[Stored items]
----------

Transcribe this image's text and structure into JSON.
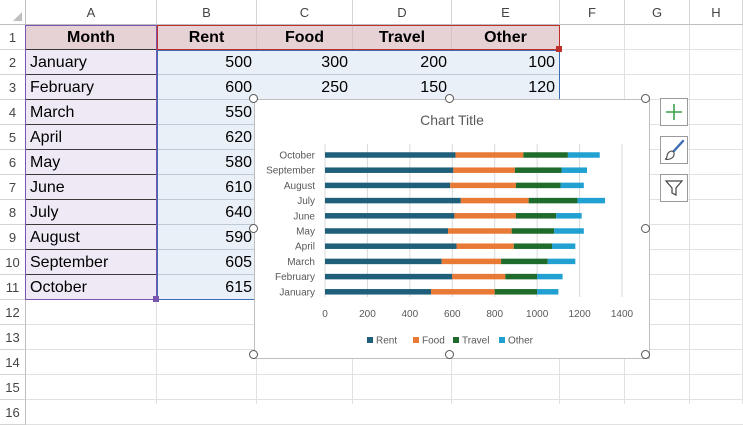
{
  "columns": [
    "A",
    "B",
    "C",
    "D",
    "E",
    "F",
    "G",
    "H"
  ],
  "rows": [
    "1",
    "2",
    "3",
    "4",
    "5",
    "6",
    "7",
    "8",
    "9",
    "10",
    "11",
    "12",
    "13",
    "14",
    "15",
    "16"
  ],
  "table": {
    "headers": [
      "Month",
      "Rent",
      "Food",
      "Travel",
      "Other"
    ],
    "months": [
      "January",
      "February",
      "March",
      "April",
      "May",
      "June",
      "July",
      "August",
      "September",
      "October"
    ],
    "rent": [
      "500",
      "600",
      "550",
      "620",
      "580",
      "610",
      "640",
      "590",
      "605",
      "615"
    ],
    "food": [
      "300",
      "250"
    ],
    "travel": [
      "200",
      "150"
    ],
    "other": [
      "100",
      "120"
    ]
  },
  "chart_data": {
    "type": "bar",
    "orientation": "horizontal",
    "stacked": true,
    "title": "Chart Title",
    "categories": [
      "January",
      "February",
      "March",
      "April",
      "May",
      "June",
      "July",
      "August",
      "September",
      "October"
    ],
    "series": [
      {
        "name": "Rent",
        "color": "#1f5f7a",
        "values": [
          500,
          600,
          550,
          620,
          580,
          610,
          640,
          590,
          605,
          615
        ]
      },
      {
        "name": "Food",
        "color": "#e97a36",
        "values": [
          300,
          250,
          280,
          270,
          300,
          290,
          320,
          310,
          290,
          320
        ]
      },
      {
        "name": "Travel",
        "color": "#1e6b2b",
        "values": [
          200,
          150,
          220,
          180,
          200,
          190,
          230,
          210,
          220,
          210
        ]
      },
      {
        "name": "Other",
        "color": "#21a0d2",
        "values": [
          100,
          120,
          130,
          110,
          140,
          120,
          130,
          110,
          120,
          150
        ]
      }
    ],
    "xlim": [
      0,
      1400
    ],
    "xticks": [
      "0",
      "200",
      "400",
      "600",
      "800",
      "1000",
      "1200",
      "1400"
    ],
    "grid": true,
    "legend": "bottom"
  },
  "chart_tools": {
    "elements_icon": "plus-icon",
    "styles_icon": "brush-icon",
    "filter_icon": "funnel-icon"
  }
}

----------

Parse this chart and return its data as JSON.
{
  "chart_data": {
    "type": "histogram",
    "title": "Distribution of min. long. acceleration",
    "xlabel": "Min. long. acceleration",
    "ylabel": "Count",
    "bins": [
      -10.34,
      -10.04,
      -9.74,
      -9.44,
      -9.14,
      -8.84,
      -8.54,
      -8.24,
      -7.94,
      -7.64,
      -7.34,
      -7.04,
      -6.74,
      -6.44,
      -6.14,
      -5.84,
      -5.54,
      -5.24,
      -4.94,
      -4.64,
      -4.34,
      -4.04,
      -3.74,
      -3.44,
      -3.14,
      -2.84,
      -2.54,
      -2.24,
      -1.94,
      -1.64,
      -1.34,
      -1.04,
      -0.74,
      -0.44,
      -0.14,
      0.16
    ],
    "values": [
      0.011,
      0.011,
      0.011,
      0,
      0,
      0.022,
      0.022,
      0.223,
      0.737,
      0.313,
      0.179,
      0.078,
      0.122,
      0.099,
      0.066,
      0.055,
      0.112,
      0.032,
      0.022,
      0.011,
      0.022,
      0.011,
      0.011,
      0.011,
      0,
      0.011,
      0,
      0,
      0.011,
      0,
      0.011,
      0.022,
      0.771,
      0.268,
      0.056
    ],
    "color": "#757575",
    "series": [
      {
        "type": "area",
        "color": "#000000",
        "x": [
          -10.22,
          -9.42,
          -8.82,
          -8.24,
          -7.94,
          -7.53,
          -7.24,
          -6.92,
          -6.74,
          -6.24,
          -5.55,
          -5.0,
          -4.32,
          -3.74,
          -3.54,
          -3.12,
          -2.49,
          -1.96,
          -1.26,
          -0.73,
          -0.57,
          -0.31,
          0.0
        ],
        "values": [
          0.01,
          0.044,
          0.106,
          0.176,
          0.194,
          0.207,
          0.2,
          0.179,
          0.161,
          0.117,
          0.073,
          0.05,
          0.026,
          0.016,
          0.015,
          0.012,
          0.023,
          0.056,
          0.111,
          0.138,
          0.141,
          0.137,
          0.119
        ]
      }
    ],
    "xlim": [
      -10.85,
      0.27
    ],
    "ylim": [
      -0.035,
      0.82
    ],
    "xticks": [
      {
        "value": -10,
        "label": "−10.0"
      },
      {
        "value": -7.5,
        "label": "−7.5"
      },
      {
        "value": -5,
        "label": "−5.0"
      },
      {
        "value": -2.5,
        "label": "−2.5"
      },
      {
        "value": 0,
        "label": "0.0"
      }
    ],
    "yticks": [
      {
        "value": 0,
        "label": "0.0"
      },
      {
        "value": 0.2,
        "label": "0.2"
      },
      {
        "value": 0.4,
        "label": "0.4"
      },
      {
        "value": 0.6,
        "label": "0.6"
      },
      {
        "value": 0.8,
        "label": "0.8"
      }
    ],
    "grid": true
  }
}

----------

Task to carry out
Reproduce every line from the entries that holds the word "this".

Expected answer
Transcribe this image's text and structure into JSON.
Parse this chart and return its data as JSON.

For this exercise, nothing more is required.